Document section:
From: Marek Olšák <marek.ol...@amd.com>

We know the divisors when we upload them, so instead we can precompute
and upload division factors derived from each divisor.

This fast division consists of add, mul_hi, and two shifts,
and we have to load 4 dwords intead of 1.

This probably won't affect any apps.
---
 src/gallium/drivers/radeonsi/si_shader.c | 46 +++++++++++++++-----------------
 src/gallium/drivers/radeonsi/si_state.c  | 42 ++++++++++++++++++++++++-----
 src/gallium/drivers/radeonsi/si_state.h  |  2 +-
 3 files changed, 57 insertions(+), 33 deletions(-)

diff --git a/src/gallium/drivers/radeonsi/si_shader.c 
b/src/gallium/drivers/radeonsi/si_shader.c
index 36f58e2..90cb059 100644
--- a/src/gallium/drivers/radeonsi/si_shader.c
+++ b/src/gallium/drivers/radeonsi/si_shader.c
@@ -421,34 +421,20 @@ static LLVMValueRef get_tcs_in_vertex_dw_stride(struct 
si_shader_context *ctx)
                        return LLVMConstInt(ctx->i32, stride, 0);
                }
                return si_unpack_param(ctx, ctx->param_vs_state_bits, 24, 8);
 
        default:
                assert(0);
                return NULL;
        }
 }
 
-static LLVMValueRef get_instance_index_for_fetch(
-       struct si_shader_context *ctx,
-       unsigned param_start_instance, LLVMValueRef divisor)

Given information:
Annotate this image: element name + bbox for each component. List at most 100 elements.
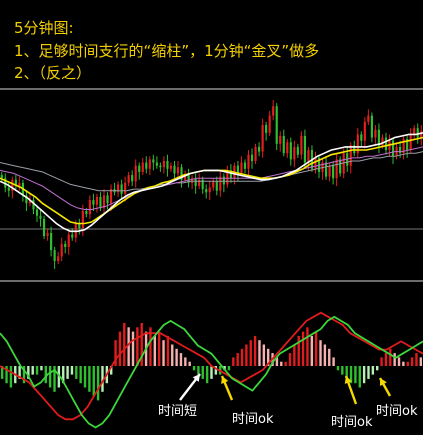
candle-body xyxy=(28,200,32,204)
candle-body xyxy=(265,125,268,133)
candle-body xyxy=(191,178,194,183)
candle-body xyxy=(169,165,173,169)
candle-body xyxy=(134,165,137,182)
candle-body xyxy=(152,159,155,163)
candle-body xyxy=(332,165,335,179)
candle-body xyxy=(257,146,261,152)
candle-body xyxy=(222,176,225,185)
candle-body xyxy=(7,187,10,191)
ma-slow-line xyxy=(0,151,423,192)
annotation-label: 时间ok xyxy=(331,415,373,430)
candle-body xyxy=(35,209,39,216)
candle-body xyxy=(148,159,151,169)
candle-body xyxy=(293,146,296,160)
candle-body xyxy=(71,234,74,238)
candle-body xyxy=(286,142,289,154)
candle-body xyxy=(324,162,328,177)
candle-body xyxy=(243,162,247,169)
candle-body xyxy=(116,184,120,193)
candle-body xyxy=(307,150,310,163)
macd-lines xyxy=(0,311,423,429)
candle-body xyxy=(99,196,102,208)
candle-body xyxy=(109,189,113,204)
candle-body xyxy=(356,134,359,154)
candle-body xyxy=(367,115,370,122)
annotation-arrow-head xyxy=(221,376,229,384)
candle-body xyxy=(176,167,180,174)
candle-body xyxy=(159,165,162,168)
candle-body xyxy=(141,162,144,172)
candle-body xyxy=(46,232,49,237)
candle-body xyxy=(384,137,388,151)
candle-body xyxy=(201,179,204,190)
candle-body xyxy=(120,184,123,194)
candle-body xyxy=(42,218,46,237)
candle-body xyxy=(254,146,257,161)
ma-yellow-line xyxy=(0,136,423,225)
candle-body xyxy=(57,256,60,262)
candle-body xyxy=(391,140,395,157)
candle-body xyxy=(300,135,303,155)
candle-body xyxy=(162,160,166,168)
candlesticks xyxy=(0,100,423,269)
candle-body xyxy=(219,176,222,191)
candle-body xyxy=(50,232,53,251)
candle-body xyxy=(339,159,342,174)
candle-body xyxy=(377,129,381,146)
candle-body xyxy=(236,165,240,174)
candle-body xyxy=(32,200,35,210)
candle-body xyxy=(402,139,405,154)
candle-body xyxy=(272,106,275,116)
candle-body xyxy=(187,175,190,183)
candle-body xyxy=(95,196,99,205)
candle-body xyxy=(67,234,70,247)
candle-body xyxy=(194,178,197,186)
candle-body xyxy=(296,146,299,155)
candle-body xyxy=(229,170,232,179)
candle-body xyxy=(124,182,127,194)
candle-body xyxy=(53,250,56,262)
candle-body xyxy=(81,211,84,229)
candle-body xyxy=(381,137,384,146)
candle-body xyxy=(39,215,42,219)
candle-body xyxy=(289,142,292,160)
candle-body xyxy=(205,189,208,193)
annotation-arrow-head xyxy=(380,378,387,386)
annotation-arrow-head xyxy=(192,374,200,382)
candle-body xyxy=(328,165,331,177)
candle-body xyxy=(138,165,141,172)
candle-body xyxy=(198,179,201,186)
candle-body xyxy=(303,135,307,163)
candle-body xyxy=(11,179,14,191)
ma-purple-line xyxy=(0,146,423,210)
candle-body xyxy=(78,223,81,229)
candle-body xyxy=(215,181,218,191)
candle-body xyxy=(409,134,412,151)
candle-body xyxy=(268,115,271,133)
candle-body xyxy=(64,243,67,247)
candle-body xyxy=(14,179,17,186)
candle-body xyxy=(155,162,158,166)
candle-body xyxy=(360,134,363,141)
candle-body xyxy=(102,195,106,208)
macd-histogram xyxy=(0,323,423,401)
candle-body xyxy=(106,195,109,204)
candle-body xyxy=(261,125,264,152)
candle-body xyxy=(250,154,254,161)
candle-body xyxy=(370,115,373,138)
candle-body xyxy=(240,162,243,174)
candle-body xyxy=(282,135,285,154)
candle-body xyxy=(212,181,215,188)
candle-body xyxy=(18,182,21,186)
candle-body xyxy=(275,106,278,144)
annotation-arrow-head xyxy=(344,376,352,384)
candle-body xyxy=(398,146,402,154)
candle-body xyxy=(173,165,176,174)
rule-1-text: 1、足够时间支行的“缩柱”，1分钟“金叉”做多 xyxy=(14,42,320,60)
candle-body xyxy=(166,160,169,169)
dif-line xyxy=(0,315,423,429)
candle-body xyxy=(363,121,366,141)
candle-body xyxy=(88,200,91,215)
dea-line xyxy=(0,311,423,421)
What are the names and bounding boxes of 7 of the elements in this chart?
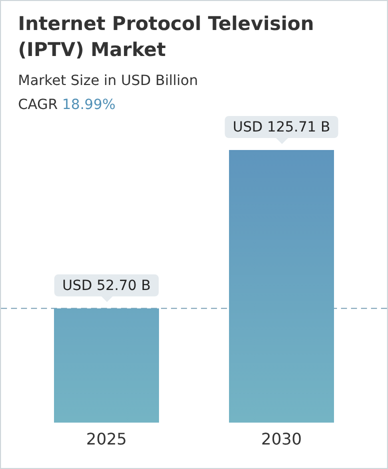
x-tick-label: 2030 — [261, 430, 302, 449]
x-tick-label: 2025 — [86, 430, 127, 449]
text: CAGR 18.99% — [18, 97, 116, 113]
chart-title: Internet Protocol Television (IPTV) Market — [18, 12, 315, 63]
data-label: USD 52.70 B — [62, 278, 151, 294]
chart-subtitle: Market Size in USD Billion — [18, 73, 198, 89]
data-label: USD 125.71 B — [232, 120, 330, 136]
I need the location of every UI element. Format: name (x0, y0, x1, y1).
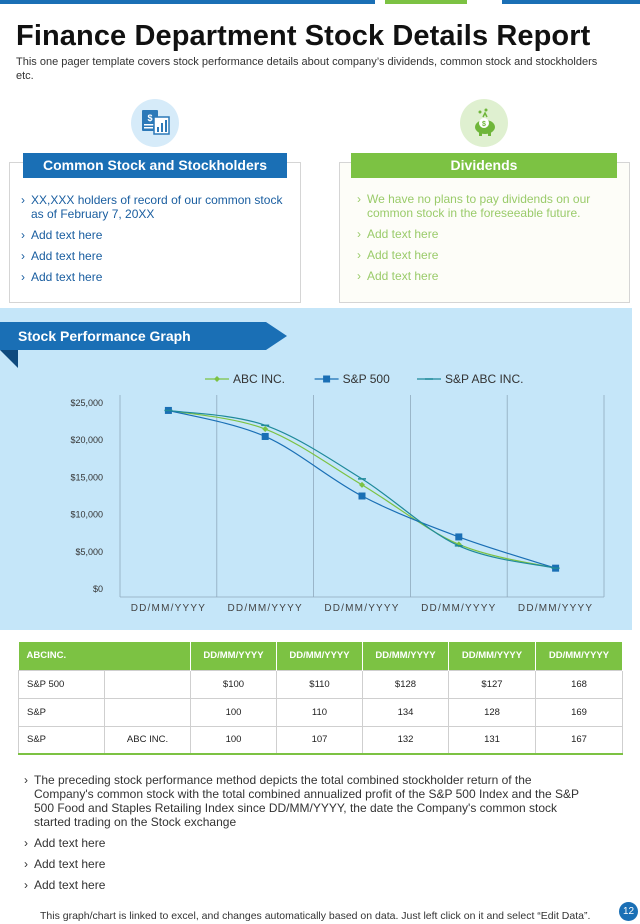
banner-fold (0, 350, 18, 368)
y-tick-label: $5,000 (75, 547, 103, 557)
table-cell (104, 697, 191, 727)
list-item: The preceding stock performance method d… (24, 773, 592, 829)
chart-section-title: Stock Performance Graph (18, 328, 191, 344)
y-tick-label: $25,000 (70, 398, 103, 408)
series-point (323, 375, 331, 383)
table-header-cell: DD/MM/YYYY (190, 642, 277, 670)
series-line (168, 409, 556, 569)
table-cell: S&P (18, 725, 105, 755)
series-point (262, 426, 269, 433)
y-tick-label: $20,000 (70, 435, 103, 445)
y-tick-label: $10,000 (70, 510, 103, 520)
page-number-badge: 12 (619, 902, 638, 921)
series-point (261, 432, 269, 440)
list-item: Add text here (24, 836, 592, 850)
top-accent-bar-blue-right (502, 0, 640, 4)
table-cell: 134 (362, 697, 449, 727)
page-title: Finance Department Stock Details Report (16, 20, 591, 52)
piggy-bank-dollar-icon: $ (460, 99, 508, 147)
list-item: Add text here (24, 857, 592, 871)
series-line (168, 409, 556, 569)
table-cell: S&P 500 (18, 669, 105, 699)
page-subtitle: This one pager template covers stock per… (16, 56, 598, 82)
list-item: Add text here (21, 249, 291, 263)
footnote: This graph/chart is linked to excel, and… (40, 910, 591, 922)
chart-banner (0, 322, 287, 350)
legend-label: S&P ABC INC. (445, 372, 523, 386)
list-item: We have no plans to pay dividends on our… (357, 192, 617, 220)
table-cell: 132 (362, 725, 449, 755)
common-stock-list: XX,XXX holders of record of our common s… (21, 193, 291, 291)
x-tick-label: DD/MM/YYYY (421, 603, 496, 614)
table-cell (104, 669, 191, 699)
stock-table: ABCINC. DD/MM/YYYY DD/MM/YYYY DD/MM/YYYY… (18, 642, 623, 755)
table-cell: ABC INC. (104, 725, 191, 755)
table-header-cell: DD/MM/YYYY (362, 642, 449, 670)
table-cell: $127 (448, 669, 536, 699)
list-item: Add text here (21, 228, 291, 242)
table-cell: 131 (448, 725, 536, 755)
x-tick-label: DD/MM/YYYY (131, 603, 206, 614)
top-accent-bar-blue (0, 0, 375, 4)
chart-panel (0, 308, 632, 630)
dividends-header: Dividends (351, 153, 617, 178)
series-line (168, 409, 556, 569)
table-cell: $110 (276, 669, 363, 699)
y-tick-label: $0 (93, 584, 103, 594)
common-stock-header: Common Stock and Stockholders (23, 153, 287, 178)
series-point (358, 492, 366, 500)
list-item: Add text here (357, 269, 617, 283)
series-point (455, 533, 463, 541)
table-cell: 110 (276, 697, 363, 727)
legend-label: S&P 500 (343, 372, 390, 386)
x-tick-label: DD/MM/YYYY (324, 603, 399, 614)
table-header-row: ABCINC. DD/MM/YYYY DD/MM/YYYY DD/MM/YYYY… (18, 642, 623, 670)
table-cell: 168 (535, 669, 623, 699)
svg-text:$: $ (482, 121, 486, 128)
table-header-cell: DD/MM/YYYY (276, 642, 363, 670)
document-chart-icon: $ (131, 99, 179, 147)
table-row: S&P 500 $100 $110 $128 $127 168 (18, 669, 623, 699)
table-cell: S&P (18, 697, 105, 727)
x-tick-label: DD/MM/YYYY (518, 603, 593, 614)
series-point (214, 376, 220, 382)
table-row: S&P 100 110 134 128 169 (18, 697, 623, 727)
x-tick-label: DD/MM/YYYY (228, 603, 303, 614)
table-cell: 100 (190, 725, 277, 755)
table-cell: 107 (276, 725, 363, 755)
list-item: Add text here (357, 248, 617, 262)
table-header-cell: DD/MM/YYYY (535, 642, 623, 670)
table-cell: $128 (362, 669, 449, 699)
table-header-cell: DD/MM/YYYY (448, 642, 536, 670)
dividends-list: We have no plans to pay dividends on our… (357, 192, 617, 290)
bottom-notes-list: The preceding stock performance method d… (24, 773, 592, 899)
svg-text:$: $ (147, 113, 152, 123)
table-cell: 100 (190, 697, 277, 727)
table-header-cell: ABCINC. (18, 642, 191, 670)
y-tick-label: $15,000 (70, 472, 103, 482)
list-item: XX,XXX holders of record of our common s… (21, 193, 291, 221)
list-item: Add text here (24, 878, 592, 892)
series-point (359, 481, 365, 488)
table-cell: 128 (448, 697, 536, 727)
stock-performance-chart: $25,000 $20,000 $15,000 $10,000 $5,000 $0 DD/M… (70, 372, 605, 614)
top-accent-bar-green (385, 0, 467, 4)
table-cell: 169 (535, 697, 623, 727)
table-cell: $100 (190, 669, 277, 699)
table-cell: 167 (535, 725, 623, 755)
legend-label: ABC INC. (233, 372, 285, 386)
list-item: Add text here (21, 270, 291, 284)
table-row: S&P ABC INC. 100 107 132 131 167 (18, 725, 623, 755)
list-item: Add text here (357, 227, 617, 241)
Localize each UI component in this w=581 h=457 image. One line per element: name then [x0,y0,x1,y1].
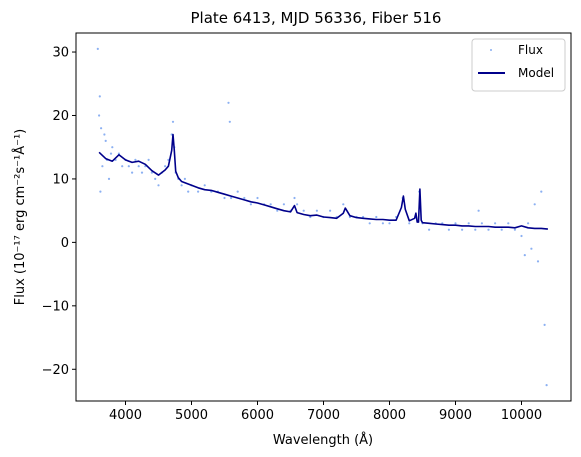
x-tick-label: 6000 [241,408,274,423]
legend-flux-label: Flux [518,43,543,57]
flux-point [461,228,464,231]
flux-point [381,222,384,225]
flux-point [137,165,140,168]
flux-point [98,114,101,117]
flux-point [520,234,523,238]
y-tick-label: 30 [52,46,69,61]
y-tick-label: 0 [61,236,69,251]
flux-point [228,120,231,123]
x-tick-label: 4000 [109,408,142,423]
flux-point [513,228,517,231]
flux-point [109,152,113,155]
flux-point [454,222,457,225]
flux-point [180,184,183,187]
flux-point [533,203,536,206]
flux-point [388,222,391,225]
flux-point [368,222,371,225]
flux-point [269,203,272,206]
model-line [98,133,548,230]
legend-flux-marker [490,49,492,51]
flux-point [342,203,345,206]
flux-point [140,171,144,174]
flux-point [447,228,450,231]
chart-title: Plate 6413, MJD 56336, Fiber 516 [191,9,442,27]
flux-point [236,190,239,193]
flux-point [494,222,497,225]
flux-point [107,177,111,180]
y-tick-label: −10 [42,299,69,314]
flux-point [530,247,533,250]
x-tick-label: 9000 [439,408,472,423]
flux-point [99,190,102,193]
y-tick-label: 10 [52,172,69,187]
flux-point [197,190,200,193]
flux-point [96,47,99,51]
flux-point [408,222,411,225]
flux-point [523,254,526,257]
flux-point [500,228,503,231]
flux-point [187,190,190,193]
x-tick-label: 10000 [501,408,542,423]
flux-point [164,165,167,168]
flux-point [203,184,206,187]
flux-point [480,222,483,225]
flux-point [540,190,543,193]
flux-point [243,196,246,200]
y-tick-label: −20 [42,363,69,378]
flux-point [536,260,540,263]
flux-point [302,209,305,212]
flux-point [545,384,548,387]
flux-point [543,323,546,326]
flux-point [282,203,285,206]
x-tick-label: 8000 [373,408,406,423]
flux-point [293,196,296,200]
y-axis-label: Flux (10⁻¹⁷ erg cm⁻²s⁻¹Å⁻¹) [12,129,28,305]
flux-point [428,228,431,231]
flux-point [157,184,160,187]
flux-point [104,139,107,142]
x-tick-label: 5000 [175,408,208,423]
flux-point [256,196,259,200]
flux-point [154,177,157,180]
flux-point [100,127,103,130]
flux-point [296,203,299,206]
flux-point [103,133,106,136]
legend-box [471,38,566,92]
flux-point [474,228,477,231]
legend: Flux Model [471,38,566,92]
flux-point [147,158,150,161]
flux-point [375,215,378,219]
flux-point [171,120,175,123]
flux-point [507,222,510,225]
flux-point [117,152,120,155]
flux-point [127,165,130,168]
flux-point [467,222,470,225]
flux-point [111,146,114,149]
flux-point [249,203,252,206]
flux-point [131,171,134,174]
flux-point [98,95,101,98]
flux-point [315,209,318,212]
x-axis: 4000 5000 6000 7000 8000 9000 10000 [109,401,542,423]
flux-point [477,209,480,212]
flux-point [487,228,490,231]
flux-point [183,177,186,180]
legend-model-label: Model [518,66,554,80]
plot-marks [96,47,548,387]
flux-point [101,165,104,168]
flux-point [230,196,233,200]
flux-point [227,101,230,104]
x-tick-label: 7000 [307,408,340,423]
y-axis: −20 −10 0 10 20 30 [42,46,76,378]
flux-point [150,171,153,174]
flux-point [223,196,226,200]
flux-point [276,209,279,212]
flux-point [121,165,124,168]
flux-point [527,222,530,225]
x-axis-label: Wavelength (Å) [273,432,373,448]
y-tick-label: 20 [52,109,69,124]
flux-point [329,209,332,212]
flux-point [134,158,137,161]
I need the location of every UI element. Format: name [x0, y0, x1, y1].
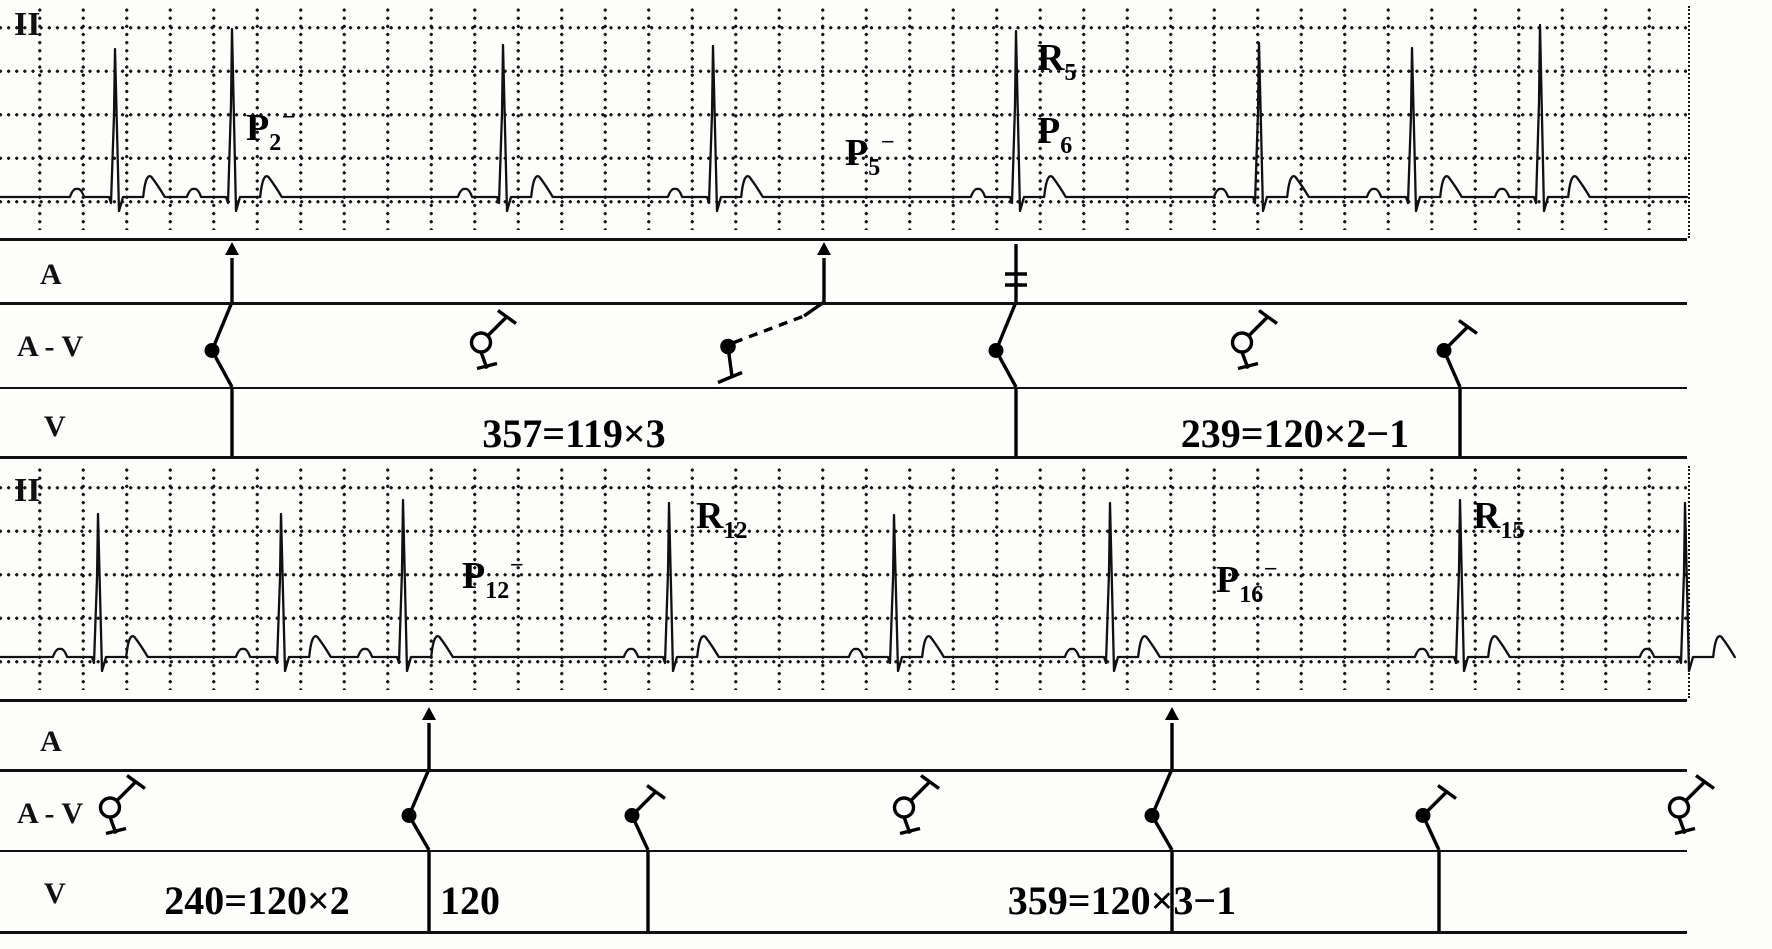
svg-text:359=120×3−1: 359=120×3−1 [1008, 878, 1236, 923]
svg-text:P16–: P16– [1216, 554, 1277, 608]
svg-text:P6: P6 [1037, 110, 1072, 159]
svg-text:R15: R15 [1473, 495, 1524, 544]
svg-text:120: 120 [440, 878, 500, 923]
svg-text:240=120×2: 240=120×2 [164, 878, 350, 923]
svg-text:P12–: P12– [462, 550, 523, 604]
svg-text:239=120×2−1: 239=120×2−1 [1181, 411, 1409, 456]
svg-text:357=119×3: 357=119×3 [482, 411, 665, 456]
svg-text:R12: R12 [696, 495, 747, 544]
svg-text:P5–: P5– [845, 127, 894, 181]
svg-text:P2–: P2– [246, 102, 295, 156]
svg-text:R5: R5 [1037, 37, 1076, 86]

Exercise details:
Rewrite the stretch of the radeonsi patch from "From: Marek Olšák" through "from each divisor.", substituting "store" for "upload".

Output below:
From: Marek Olšák <marek.ol...@amd.com>

We know the divisors when we store them, so instead we can precompute
and store division factors derived from each divisor.